Swiss Ski, une organisation plus que centenaire

Une histoire du ski en Suisse (1/10)

« La création de l’Association Suisse des Clubs de Ski est née d’un sentiment sincère d’appartenance, d’une bonne camaraderie, d’une amitié que seul un sport rapide, comme le ski, peut susciter. »

Le premier numéro du journal Ski paru le 2 décembre 1904 est explicite sur les motivations sous-jacentes à la fondation d’un regroupement des clubs de ski de Suisse. En effet, depuis le 20 novembre 1904, le ski en Suisse se trouve fédéré par une organisation faîtière en charge de sa promotion et de la coordination des premiers ski-clubs initiés depuis 1893 (l’année de fondation du premier ski-club à Glaris). Il s’agit de l’Association Suisse des Clubs de Ski (ASCS). En français, celle-ci va devenir Fédération Suisse de Ski après la Deuxième Guerre mondiale, avant de prendre le nom aux accents anglo-saxons de Swiss Ski en 2000.

L’initiative de la fondation de l’ASCS revient à Christoph Iselin, pionnier de la pratique du ski depuis les années 1890, fondateur du premier ski-club à Glaris en 1893 et organisateur des premières courses dans le courant de la dernière décennie du 19ème siècle.

En novembre 1904, quinze ski-clubs sont représentés, ceux-ci rassemblant alors 731 membres. Les clubs sont majoritairement situés dans des communes de montagne ou proches de la montagne et liés à des enjeux touristiques. Pourtant, les “grandes” villes du pays, comme Berne, Zurich, St. Gall ou Genève et La Chaux-de-Fonds ont aussi un club représenté, alors qu’une dizaine d’autres clubs, dont Bâle ou encore Lucerne, ont manifesté leur intérêt, mais n’ont pas pu (ou pas voulu) envoyer un délégué pour la première séance du 20 novembre 1904.

Les premiers statuts de 1904 (voir l’illustration ci-après) placent les compétitions parmi le but premier de l’ASCS, ce qui constitue un élément déterminant de ce moment pour le sport en Suisse – pour rappel en 1895, à sa fondation, l’Association Suisse de Football ne place pas l’organisation de compétitions dans ses buts.

Premiers statuts de l’Association Suisse des Clubs de Ski, 1904

Du reste, quelques semaines après la fondation de l’ASCS, les 21 et 22 janvier 1905, sur les pentes surplombant Glaris, ont lieu les premiers championnats suisses de ski. Si les courses de fond, notamment sur 20 kilomètres, établissent des temps de référence, ce sont surtout les épreuves de saut qui marquent les esprits et constituent les “temps forts” de ces championnats. En effet, plus de 6’000 spectateurs se seraient rassemblés autour du tremplin le dimanche après-midi, pour voir les Norvégiens Leif Berg et Thorleif Björnstad remporter la compétition, avec des sauts à 27 mètres, soit 10 mètres de plus que les concurrents locaux!

---+---

## CONSIGNE A
Recopiez fidèlement le passage du texte sur l'histoire de Swiss Ski : partez des mots « Une histoire du » et arrêtez-vous après « Ski en 2000. ».
## CONSIGNE B
Traduisez en anglais cette phrase du texte sur Swiss Ski : « En novembre 1904, quinze ski-clubs sont représentés, ceux-ci rassemblant alors 731 membres. »
## CONSIGNE C
Poursuivez le texte sur l'histoire de Swiss Ski à partir de sa dernière phrase.

## DONNÉES ENREGISTRÉES
---+---

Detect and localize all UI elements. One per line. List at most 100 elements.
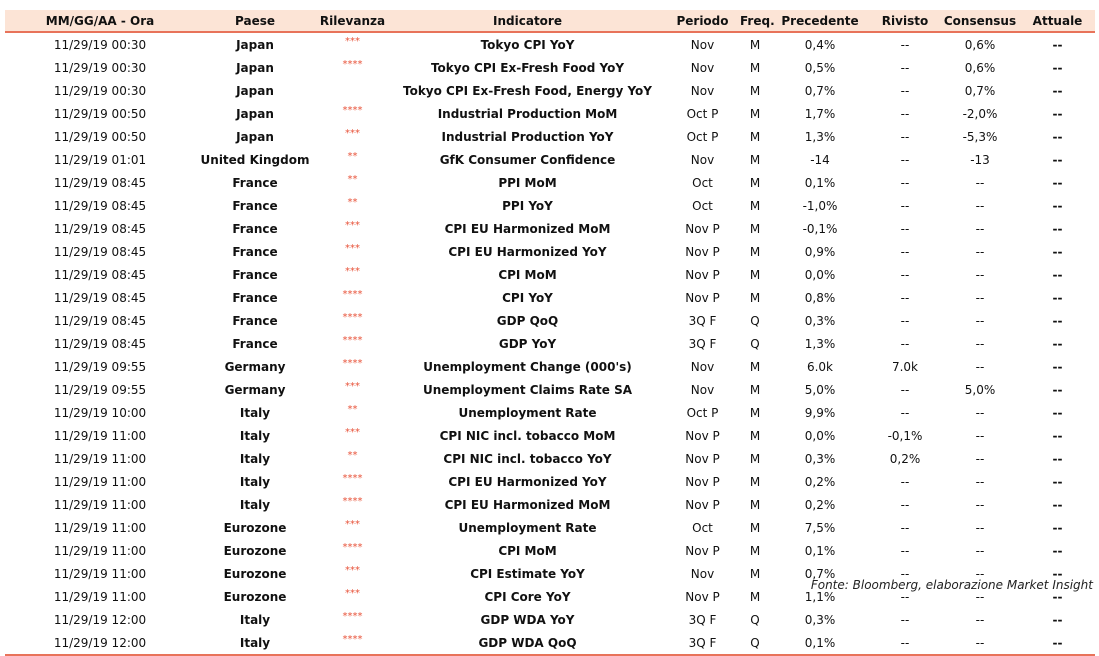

---+---

## RÉSULTAT OBTENU A
Une histoire du ski en Suisse (1/10)

« La création de l’Association Suisse des Clubs de Ski est née d’un sentiment sincère d’appartenance, d’une bonne camaraderie, d’une amitié que seul un sport rapide, comme le ski, peut susciter. »

Le premier numéro du journal Ski paru le 2 décembre 1904 est explicite sur les motivations sous-jacentes à la fondation d’un regroupement des clubs de ski de Suisse. En effet, depuis le 20 novembre 1904, le ski en Suisse se trouve fédéré par une organisation faîtière en charge de sa promotion et de la coordination des premiers ski-clubs initiés depuis 1893 (l’année de fondation du premier ski-club à Glaris). Il s’agit de l’Association Suisse des Clubs de Ski (ASCS). En français, celle-ci va devenir Fédération Suisse de Ski après la Deuxième Guerre mondiale, avant de prendre le nom aux accents anglo-saxons de Swiss Ski en 2000.

## RÉSULTAT OBTENU B
In November 1904, fifteen ski clubs were represented, with a combined membership of 731 at the time.

## RÉSULTAT OBTENU C
Skirennen Glarus, janvier 1903 © ETH-Bibliothek Zürich, Bildarchiv / Fotograf: Heim, Arnold / Hs_0494b-0007-003-AL

En 1914, les 731 membres de 1904 sont devenus 5’192 membres (répartis dans 79 clubs), le ski commence à se diffuser en Suisse, même s’il est avant tout pratiqué par des élites issues des zones urbaines du pays et de l’Europe. En effet, il n’est pas rare de retrouver des “étrangers” parmi les membres des skis-clubs, notamment dans les stations de montagne, ainsi, dans les premières années du 20ème siècle, l’Alpina Ski Club de St. Moritz compte certaines années plusieurs dizaines de membres allemands, britanniques, italiens ou encore venus des États-Unis d’Amérique.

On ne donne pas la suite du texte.